- To be done: Work through the data line by line, gathering every line that has the word "tiempo".

***** Material provided

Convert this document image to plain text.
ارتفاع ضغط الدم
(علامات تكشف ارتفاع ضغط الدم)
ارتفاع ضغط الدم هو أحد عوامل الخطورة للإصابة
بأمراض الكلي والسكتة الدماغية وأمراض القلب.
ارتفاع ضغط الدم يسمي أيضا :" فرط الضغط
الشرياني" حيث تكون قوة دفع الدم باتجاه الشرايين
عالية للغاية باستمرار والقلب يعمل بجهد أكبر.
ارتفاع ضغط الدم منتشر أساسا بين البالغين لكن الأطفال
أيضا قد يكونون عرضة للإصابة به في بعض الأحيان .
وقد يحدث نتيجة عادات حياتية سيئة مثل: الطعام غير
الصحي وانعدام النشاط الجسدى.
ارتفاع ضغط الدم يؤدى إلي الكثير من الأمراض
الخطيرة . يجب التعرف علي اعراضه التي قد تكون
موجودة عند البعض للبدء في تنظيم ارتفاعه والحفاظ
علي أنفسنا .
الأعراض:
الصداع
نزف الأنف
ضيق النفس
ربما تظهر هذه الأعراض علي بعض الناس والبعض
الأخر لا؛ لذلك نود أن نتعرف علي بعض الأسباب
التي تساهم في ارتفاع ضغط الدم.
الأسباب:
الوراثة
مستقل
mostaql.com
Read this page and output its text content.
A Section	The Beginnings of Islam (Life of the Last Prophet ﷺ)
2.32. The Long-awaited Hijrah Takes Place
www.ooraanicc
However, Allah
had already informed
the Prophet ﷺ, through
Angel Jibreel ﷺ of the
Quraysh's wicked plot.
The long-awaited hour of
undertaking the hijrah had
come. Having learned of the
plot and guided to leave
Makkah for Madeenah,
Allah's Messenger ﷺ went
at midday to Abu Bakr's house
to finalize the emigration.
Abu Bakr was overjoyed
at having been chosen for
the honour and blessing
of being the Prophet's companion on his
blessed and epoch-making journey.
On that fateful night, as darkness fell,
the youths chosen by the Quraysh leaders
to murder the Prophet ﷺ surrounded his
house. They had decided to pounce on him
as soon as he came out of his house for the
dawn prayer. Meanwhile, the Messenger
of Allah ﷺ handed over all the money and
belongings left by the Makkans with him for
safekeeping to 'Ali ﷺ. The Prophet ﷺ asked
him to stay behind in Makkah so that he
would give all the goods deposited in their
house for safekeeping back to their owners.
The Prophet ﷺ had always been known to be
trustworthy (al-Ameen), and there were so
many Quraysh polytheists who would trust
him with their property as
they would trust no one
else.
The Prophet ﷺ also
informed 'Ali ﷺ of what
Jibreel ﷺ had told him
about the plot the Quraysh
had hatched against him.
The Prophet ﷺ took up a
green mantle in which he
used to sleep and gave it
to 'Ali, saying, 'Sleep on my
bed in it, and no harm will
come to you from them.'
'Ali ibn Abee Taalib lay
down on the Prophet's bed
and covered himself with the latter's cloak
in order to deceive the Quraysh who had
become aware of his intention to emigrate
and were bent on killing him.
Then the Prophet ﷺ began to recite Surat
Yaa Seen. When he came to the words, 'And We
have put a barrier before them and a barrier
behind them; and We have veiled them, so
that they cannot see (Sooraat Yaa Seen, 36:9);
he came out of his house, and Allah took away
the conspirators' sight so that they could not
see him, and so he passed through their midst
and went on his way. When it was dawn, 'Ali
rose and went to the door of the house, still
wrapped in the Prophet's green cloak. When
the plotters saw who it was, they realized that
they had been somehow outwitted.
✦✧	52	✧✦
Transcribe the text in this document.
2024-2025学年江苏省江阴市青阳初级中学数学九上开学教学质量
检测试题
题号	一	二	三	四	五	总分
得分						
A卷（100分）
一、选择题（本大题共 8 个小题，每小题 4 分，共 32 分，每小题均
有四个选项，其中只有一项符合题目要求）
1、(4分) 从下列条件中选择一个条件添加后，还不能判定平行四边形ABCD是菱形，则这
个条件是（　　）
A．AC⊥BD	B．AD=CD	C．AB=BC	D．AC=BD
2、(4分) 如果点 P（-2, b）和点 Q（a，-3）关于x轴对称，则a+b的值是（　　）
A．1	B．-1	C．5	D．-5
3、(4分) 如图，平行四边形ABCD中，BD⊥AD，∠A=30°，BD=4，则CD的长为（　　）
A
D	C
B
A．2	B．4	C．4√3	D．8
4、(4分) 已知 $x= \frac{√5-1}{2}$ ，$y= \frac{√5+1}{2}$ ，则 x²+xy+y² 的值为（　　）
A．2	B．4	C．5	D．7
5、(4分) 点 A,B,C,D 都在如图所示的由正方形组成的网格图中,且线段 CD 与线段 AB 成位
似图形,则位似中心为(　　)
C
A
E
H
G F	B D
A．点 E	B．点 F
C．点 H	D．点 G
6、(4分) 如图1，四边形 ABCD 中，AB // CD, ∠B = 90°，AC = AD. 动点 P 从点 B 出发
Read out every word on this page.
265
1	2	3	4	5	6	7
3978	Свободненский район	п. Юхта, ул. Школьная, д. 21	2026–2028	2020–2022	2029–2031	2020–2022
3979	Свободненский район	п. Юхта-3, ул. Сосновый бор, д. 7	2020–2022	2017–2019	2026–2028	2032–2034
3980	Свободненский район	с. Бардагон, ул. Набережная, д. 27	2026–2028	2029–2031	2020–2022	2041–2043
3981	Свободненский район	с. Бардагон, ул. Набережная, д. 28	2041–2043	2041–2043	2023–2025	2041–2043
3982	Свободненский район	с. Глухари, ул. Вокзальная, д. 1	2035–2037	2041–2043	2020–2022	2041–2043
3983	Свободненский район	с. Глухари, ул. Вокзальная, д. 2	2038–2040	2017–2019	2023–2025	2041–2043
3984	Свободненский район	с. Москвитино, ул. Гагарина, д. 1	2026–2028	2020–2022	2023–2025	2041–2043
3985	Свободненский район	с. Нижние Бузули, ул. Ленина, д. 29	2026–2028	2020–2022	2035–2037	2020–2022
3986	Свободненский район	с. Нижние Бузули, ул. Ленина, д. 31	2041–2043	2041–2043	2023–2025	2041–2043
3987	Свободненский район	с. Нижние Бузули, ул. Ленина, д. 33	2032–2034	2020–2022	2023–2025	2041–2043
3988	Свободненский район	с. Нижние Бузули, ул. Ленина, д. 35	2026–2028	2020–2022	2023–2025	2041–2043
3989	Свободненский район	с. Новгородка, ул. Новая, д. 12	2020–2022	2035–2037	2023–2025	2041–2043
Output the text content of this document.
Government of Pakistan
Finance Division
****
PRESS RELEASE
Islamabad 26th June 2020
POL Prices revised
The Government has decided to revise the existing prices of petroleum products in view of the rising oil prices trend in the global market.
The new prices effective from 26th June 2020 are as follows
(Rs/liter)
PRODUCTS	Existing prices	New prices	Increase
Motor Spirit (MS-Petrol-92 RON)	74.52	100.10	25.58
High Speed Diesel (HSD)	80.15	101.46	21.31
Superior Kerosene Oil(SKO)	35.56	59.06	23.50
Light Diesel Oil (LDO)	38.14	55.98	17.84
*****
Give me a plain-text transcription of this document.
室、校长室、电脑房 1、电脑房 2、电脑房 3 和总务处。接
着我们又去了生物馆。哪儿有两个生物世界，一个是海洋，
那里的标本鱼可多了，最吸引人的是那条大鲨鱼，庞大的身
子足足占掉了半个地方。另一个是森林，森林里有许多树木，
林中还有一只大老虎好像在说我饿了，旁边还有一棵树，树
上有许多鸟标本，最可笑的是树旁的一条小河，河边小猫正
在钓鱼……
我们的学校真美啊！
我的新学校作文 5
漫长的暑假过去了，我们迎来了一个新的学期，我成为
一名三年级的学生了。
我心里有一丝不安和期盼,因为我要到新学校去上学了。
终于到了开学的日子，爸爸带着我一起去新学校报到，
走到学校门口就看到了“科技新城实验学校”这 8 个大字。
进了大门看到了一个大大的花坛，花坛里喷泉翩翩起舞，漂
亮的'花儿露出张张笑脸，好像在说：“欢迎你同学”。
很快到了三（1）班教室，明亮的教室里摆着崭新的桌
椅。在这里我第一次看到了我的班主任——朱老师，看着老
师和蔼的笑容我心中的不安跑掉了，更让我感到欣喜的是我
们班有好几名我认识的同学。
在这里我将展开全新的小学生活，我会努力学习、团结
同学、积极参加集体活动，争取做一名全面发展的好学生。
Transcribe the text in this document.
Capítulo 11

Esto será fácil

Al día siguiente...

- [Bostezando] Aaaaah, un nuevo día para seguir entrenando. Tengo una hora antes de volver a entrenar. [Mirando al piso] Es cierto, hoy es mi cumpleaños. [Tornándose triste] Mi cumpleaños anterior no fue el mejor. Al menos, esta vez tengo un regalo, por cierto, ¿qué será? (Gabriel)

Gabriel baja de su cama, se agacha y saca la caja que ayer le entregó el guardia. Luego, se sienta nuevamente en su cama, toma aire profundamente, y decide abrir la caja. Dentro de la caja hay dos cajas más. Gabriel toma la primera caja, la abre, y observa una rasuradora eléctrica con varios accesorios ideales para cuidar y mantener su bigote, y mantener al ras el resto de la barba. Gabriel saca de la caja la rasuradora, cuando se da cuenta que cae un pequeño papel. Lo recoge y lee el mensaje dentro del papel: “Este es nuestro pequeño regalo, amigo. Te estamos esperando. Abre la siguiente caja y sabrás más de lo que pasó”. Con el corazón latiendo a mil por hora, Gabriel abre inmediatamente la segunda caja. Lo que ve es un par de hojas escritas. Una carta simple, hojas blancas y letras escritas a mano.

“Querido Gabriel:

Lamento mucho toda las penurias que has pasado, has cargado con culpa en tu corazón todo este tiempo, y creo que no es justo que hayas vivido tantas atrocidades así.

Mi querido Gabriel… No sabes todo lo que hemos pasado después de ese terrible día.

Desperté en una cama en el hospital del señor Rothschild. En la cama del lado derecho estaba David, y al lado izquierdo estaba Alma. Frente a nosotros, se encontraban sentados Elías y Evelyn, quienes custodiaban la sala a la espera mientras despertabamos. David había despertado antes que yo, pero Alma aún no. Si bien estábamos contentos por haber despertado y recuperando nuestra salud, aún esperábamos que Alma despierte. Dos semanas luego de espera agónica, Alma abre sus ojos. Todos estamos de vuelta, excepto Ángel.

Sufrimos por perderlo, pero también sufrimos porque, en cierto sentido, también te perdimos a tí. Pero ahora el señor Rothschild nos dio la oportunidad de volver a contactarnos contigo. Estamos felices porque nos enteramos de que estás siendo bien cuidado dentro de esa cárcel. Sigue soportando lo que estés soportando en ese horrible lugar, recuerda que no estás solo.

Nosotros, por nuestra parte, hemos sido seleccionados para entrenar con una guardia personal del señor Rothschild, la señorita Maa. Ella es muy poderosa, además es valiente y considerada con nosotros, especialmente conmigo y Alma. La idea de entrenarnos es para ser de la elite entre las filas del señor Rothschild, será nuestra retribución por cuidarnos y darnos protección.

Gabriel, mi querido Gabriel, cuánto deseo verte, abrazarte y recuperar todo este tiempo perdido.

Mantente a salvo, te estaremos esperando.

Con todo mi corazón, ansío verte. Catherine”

**********

- Response to this exercise:
Lamento mucho toda las penurias que has pasado, has cargado con culpa en tu corazón todo este tiempo, y creo que no es justo que hayas vivido tantas atrocidades así.
Gabriel, mi querido Gabriel, cuánto deseo verte, abrazarte y recuperar todo este tiempo perdido.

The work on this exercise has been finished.